SUPPLIED RECORDS:
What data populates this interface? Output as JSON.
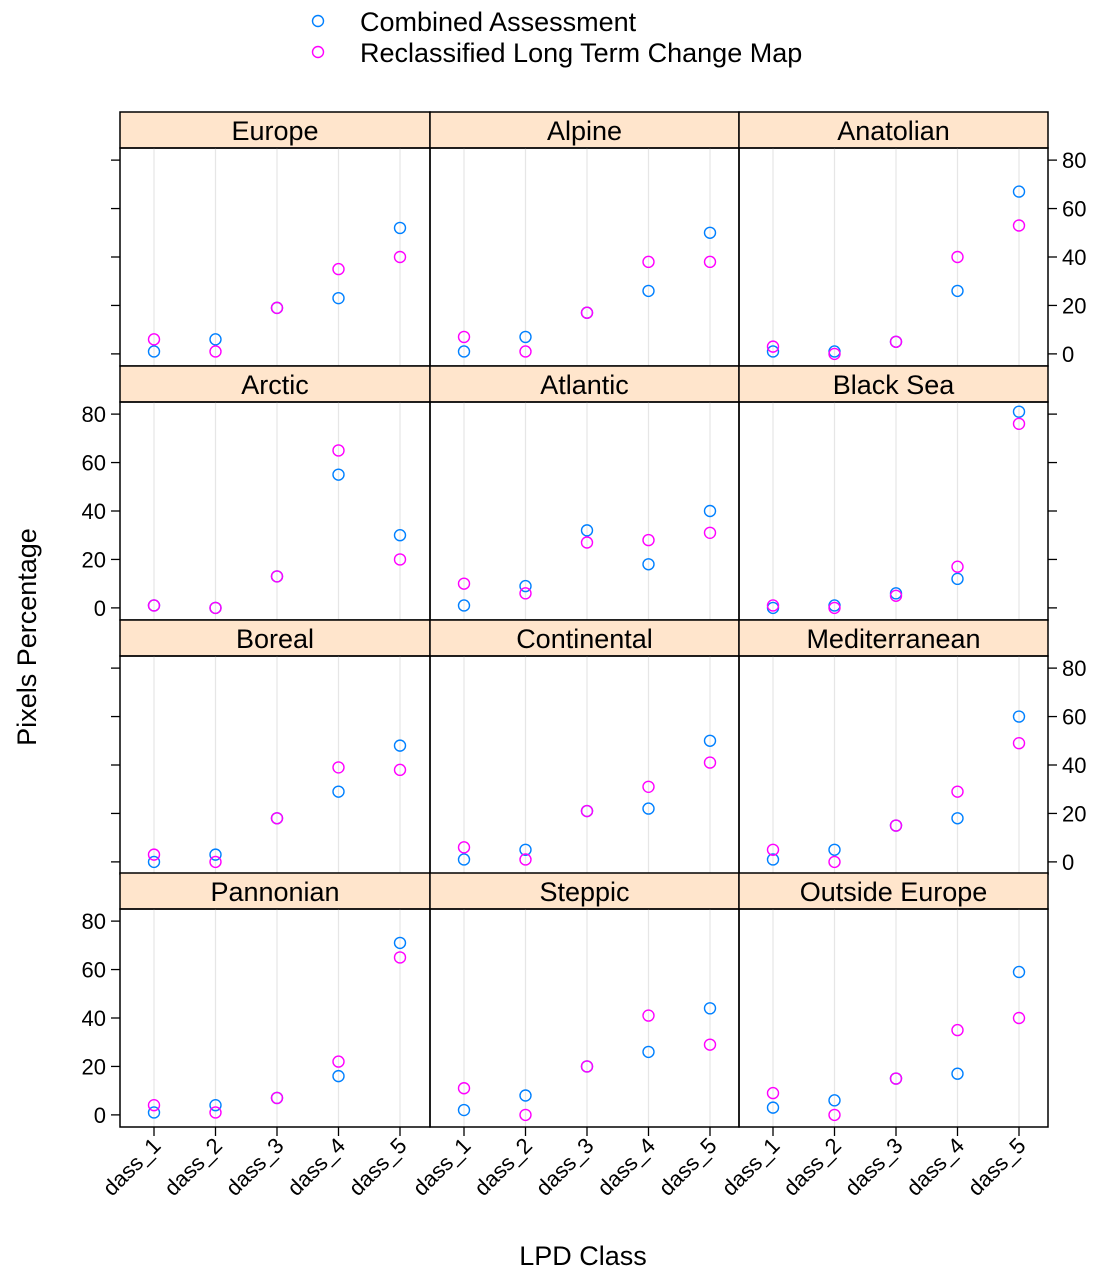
{
  "chart_data": {
    "type": "scatter",
    "layout": "3x4 trellis panels",
    "xlabel": "LPD Class",
    "ylabel": "Pixels Percentage",
    "categories": [
      "dass_1",
      "dass_2",
      "dass_3",
      "dass_4",
      "dass_5"
    ],
    "ylim": [
      -5,
      85
    ],
    "yticks": [
      0,
      20,
      40,
      60,
      80
    ],
    "legend": {
      "placement": "top",
      "items": [
        {
          "name": "Combined Assessment",
          "color": "#0080ff"
        },
        {
          "name": "Reclassified Long Term Change Map",
          "color": "#ff00ff"
        }
      ]
    },
    "strip_color": "#ffe5cc",
    "panels": [
      {
        "name": "Europe",
        "combined": [
          1,
          6,
          19,
          23,
          52
        ],
        "reclassified": [
          6,
          1,
          19,
          35,
          40
        ]
      },
      {
        "name": "Alpine",
        "combined": [
          1,
          7,
          17,
          26,
          50
        ],
        "reclassified": [
          7,
          1,
          17,
          38,
          38
        ]
      },
      {
        "name": "Anatolian",
        "combined": [
          1,
          1,
          5,
          26,
          67
        ],
        "reclassified": [
          3,
          0,
          5,
          40,
          53
        ]
      },
      {
        "name": "Arctic",
        "combined": [
          1,
          0,
          13,
          55,
          30
        ],
        "reclassified": [
          1,
          0,
          13,
          65,
          20
        ]
      },
      {
        "name": "Atlantic",
        "combined": [
          1,
          9,
          32,
          18,
          40
        ],
        "reclassified": [
          10,
          6,
          27,
          28,
          31
        ]
      },
      {
        "name": "Black Sea",
        "combined": [
          0,
          1,
          6,
          12,
          81
        ],
        "reclassified": [
          1,
          0,
          5,
          17,
          76
        ]
      },
      {
        "name": "Boreal",
        "combined": [
          0,
          3,
          18,
          29,
          48
        ],
        "reclassified": [
          3,
          0,
          18,
          39,
          38
        ]
      },
      {
        "name": "Continental",
        "combined": [
          1,
          5,
          21,
          22,
          50
        ],
        "reclassified": [
          6,
          1,
          21,
          31,
          41
        ]
      },
      {
        "name": "Mediterranean",
        "combined": [
          1,
          5,
          15,
          18,
          60
        ],
        "reclassified": [
          5,
          0,
          15,
          29,
          49
        ]
      },
      {
        "name": "Pannonian",
        "combined": [
          1,
          4,
          7,
          16,
          71
        ],
        "reclassified": [
          4,
          1,
          7,
          22,
          65
        ]
      },
      {
        "name": "Steppic",
        "combined": [
          2,
          8,
          20,
          26,
          44
        ],
        "reclassified": [
          11,
          0,
          20,
          41,
          29
        ]
      },
      {
        "name": "Outside Europe",
        "combined": [
          3,
          6,
          15,
          17,
          59
        ],
        "reclassified": [
          9,
          0,
          15,
          35,
          40
        ]
      }
    ]
  }
}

CHALLENGE: Copy every record above exactly as written, but leave out the pictures.

SOLUTION FOR THIS PROBLEM:
What data populates this interface? Output as JSON.
{
  "chart_data": {
    "type": "scatter",
    "layout": "3x4 trellis panels",
    "xlabel": "LPD Class",
    "ylabel": "Pixels Percentage",
    "categories": [
      "dass_1",
      "dass_2",
      "dass_3",
      "dass_4",
      "dass_5"
    ],
    "ylim": [
      -5,
      85
    ],
    "yticks": [
      0,
      20,
      40,
      60,
      80
    ],
    "legend": {
      "placement": "top",
      "items": [
        {
          "name": "Combined Assessment",
          "color": "#0080ff"
        },
        {
          "name": "Reclassified Long Term Change Map",
          "color": "#ff00ff"
        }
      ]
    },
    "strip_color": "#ffe5cc",
    "panels": [
      {
        "name": "Europe",
        "combined": [
          1,
          6,
          19,
          23,
          52
        ],
        "reclassified": [
          6,
          1,
          19,
          35,
          40
        ]
      },
      {
        "name": "Alpine",
        "combined": [
          1,
          7,
          17,
          26,
          50
        ],
        "reclassified": [
          7,
          1,
          17,
          38,
          38
        ]
      },
      {
        "name": "Anatolian",
        "combined": [
          1,
          1,
          5,
          26,
          67
        ],
        "reclassified": [
          3,
          0,
          5,
          40,
          53
        ]
      },
      {
        "name": "Arctic",
        "combined": [
          1,
          0,
          13,
          55,
          30
        ],
        "reclassified": [
          1,
          0,
          13,
          65,
          20
        ]
      },
      {
        "name": "Atlantic",
        "combined": [
          1,
          9,
          32,
          18,
          40
        ],
        "reclassified": [
          10,
          6,
          27,
          28,
          31
        ]
      },
      {
        "name": "Black Sea",
        "combined": [
          0,
          1,
          6,
          12,
          81
        ],
        "reclassified": [
          1,
          0,
          5,
          17,
          76
        ]
      },
      {
        "name": "Boreal",
        "combined": [
          0,
          3,
          18,
          29,
          48
        ],
        "reclassified": [
          3,
          0,
          18,
          39,
          38
        ]
      },
      {
        "name": "Continental",
        "combined": [
          1,
          5,
          21,
          22,
          50
        ],
        "reclassified": [
          6,
          1,
          21,
          31,
          41
        ]
      },
      {
        "name": "Mediterranean",
        "combined": [
          1,
          5,
          15,
          18,
          60
        ],
        "reclassified": [
          5,
          0,
          15,
          29,
          49
        ]
      },
      {
        "name": "Pannonian",
        "combined": [
          1,
          4,
          7,
          16,
          71
        ],
        "reclassified": [
          4,
          1,
          7,
          22,
          65
        ]
      },
      {
        "name": "Steppic",
        "combined": [
          2,
          8,
          20,
          26,
          44
        ],
        "reclassified": [
          11,
          0,
          20,
          41,
          29
        ]
      },
      {
        "name": "Outside Europe",
        "combined": [
          3,
          6,
          15,
          17,
          59
        ],
        "reclassified": [
          9,
          0,
          15,
          35,
          40
        ]
      }
    ]
  }
}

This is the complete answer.